■ **WHAT IS BEING ASKED**
Using the excerpt on the productivity triangle, answer:
1. What three ingredients make up the fire triangle?
2. Which two Latin words did the word productivity evolve from?
3. Which industry is named as a classic example of analyzing productivity?

Most firefighters have heard of the fire triangle—fuel, air, and temperature are the basic ingredients in combustion. Most people in our job are familiar with the inverted triangle, a technique used to find the point of a fire’s origin. But another, equally important triangle is less well known: the productivity triangle.

Total cost, firefighters’ concerns, and organizational responsiveness are the basic ingredients in managing an efficient fire department. Knowing how to measure and interpret these factors can be the difference between adequate manning and skeleton crews, between modern equipment and obsolete tools, between high morale and disgruntled workers.

The word productivity has evolved from the Latin words pro (forward) and ducere (to lead). The standard business definition of productivity relates inputs (resources) and outputs (the final product or service).

To apply this formal definition to a manufacturing organization is relatively simple. A classic example is the automobile industry, which analyzes productivity in terms of increasing assembly line production. Improvements are measured by quality (fewer mechanical breakdowns and factory recalls), quantity (more physical units off the assembly line), and time (decreased downtime of the assembly line to retool and refit for new models). So when we study productivity programs in the automobile industry or any other manufacturing organization, there’s tangible evidence of increased outputs.

■ **DATA EXTRACTS**
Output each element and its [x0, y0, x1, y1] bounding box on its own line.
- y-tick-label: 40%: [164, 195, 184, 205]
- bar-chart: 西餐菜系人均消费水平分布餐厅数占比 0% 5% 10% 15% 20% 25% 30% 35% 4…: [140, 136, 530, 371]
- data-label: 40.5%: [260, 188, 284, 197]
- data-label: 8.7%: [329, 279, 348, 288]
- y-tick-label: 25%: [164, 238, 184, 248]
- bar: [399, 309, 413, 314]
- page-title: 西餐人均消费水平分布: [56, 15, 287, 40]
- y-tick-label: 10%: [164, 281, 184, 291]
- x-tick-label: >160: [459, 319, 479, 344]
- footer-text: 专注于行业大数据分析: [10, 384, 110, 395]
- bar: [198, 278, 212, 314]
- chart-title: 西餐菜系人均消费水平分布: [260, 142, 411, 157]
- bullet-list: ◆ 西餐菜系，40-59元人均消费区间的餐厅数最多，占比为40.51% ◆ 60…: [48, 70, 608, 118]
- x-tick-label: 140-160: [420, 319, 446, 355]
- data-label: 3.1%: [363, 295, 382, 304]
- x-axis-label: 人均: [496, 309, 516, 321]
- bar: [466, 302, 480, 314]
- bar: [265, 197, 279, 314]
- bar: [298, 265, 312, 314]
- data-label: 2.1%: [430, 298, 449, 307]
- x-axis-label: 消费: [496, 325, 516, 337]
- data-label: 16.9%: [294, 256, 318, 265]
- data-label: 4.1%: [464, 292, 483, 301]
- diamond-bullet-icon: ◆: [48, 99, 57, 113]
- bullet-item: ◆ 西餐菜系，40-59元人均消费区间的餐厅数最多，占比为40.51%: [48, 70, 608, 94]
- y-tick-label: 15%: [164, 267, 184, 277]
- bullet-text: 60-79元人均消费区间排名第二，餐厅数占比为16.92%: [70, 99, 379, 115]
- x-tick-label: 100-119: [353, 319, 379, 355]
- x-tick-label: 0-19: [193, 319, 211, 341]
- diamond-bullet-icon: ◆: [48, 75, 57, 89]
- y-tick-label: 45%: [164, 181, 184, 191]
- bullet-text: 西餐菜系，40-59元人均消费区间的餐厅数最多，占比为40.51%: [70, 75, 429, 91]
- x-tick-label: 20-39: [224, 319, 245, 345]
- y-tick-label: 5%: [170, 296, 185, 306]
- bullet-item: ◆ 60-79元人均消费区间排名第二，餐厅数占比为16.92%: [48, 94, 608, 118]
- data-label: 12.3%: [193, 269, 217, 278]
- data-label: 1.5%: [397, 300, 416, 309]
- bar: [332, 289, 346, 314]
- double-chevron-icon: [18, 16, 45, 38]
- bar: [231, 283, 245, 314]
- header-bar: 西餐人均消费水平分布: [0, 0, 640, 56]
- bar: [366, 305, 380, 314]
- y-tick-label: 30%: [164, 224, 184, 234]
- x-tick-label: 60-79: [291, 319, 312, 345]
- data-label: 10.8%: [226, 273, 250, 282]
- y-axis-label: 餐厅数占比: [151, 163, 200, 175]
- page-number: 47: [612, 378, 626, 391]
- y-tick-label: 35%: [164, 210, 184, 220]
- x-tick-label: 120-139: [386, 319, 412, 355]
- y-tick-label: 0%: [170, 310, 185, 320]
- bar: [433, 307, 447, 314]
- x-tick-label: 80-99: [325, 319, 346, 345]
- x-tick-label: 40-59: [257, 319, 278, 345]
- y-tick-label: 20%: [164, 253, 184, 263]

■ **OUTPUT OF THE TASK**
1. Fuel, air, and temperature.
2. Pro (forward) and ducere (to lead).
3. The automobile industry.